EXERCISE REQUIREMENTS: Beneath this task is a listing; retype all of it exactly.

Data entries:
··········

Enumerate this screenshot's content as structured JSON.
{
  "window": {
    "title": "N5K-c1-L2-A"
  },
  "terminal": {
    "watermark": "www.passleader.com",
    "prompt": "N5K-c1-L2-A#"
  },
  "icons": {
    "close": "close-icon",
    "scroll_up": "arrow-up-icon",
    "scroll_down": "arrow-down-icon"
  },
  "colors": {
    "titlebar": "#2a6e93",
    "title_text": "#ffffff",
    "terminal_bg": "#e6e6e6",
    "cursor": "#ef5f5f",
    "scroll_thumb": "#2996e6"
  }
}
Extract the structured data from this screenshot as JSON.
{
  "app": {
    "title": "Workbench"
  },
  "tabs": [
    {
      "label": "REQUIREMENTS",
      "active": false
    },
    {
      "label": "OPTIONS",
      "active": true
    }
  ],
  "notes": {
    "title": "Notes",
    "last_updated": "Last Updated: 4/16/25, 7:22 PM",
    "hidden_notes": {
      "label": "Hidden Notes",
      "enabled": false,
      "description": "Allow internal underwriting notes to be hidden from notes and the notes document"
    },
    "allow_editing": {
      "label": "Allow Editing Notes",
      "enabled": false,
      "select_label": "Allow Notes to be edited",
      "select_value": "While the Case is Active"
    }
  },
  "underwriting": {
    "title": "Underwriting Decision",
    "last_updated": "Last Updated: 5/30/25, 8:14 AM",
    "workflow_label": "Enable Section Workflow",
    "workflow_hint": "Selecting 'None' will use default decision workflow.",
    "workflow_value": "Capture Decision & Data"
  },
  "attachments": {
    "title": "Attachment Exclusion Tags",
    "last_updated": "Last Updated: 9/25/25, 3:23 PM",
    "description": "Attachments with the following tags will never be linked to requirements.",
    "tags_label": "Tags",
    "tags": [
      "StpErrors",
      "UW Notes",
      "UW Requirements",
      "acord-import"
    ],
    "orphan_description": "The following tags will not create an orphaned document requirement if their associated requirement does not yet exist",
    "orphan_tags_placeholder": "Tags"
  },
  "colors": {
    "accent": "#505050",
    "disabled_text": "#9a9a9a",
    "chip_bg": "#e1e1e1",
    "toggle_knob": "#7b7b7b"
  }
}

··········

TASK RESPONSE:
Enumerate this screenshot's content as structured JSON.
{
  "window": {
    "title": "N5K-c1-L2-A"
  },
  "terminal": {
    "watermark": "www.passleader.com",
    "prompt": "N5K-c1-L2-A#"
  },
  "icons": {
    "close": "close-icon",
    "scroll_up": "arrow-up-icon",
    "scroll_down": "arrow-down-icon"
  },
  "colors": {
    "titlebar": "#2a6e93",
    "title_text": "#ffffff",
    "terminal_bg": "#e6e6e6",
    "cursor": "#ef5f5f",
    "scroll_thumb": "#2996e6"
  }
}
Extract the structured data from this screenshot as JSON.
{
  "app": {
    "title": "Workbench"
  },
  "tabs": [
    {
      "label": "REQUIREMENTS",
      "active": false
    },
    {
      "label": "OPTIONS",
      "active": true
    }
  ],
  "notes": {
    "title": "Notes",
    "last_updated": "Last Updated: 4/16/25, 7:22 PM",
    "hidden_notes": {
      "label": "Hidden Notes",
      "enabled": false,
      "description": "Allow internal underwriting notes to be hidden from notes and the notes document"
    },
    "allow_editing": {
      "label": "Allow Editing Notes",
      "enabled": false,
      "select_label": "Allow Notes to be edited",
      "select_value": "While the Case is Active"
    }
  },
  "underwriting": {
    "title": "Underwriting Decision",
    "last_updated": "Last Updated: 5/30/25, 8:14 AM",
    "workflow_label": "Enable Section Workflow",
    "workflow_hint": "Selecting 'None' will use default decision workflow.",
    "workflow_value": "Capture Decision & Data"
  },
  "attachments": {
    "title": "Attachment Exclusion Tags",
    "last_updated": "Last Updated: 9/25/25, 3:23 PM",
    "description": "Attachments with the following tags will never be linked to requirements.",
    "tags_label": "Tags",
    "tags": [
      "StpErrors",
      "UW Notes",
      "UW Requirements",
      "acord-import"
    ],
    "orphan_description": "The following tags will not create an orphaned document requirement if their associated requirement does not yet exist",
    "orphan_tags_placeholder": "Tags"
  },
  "colors": {
    "accent": "#505050",
    "disabled_text": "#9a9a9a",
    "chip_bg": "#e1e1e1",
    "toggle_knob": "#7b7b7b"
  }
}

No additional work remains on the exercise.